> **Recorded data**:
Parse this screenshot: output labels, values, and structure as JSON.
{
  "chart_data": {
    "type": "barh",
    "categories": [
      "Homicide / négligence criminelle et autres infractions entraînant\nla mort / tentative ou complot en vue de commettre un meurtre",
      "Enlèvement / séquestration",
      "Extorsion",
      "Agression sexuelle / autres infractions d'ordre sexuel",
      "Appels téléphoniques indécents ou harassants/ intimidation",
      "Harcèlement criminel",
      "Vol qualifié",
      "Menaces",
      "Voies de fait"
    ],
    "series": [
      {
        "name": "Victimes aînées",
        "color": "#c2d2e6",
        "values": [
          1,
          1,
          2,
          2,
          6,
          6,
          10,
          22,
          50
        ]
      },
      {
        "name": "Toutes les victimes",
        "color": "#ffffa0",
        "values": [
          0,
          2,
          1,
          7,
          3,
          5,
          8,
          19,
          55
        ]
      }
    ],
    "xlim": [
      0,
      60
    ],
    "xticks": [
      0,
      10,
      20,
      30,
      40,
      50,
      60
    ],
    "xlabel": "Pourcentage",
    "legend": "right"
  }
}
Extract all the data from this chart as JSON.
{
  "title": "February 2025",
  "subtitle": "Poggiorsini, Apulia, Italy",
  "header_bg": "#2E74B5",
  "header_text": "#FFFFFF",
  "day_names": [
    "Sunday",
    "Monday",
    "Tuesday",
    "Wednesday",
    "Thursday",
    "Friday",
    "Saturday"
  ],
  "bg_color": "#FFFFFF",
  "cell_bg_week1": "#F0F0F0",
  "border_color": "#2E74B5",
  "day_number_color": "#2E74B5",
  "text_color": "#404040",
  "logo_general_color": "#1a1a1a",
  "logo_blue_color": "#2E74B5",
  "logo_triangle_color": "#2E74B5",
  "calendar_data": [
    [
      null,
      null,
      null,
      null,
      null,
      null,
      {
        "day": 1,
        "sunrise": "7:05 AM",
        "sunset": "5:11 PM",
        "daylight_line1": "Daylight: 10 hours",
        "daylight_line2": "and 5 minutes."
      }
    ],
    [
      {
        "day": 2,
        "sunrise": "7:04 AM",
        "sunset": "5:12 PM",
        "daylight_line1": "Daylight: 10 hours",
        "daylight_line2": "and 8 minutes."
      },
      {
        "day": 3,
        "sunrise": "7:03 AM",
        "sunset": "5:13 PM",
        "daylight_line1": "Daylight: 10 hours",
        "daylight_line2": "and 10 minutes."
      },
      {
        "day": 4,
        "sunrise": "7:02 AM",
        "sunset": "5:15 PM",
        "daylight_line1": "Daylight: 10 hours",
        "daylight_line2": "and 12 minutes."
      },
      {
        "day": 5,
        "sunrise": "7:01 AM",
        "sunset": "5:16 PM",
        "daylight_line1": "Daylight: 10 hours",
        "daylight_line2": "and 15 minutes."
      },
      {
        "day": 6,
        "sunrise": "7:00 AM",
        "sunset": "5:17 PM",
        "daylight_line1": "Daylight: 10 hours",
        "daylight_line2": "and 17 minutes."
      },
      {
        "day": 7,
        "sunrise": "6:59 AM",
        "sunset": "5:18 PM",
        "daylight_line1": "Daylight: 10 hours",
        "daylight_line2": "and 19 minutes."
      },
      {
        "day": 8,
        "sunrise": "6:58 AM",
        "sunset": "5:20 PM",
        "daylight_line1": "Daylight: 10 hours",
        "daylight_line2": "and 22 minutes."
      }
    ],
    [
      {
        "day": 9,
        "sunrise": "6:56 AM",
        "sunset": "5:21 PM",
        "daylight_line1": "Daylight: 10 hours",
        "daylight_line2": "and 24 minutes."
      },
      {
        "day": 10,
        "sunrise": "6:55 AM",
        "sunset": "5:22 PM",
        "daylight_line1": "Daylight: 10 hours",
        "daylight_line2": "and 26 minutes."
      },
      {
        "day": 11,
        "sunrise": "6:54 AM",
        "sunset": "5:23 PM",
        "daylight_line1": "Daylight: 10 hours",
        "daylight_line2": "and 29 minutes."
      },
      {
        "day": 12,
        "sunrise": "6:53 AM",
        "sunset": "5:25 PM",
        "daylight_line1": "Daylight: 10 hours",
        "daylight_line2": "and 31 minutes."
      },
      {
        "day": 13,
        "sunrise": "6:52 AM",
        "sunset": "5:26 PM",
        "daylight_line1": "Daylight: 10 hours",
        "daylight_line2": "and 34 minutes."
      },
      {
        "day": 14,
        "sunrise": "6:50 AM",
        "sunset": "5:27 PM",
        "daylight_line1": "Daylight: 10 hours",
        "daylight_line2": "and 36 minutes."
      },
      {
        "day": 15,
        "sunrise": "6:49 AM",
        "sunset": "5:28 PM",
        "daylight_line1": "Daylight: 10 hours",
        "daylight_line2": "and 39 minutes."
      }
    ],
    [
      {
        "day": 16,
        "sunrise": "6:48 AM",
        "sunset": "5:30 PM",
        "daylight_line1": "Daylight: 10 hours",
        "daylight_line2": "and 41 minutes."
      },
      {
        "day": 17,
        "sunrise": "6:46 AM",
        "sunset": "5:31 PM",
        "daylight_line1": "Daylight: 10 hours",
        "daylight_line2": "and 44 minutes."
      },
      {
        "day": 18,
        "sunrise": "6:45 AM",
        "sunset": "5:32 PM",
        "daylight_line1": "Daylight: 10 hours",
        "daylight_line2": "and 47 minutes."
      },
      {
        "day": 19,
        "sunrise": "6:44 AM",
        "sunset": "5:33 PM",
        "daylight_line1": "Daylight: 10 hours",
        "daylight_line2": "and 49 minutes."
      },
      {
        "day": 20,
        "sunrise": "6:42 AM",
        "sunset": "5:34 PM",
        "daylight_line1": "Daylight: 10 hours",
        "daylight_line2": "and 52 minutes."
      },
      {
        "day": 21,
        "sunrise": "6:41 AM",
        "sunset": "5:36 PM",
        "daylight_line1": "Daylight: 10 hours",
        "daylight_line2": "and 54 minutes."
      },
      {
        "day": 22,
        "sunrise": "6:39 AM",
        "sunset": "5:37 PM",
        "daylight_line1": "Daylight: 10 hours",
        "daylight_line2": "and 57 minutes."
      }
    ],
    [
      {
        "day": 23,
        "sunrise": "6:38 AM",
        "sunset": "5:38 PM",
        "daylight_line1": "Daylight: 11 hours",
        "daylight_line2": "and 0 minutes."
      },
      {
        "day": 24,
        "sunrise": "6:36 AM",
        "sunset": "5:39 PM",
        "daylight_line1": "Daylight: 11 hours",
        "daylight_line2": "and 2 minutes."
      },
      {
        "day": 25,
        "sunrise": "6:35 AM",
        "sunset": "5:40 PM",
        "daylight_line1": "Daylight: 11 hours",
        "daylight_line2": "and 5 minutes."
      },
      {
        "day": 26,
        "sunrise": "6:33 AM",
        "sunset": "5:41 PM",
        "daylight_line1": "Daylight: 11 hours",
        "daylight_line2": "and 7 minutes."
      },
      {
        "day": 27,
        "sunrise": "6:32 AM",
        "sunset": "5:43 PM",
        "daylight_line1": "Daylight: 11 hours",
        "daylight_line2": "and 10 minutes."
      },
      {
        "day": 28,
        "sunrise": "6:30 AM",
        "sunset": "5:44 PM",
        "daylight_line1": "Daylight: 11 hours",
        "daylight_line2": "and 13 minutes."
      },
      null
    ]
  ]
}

> **Short task**:
Find every line in the listing that holds the string "JSON", then say how many there are as a bare number.

> **Reply**:
2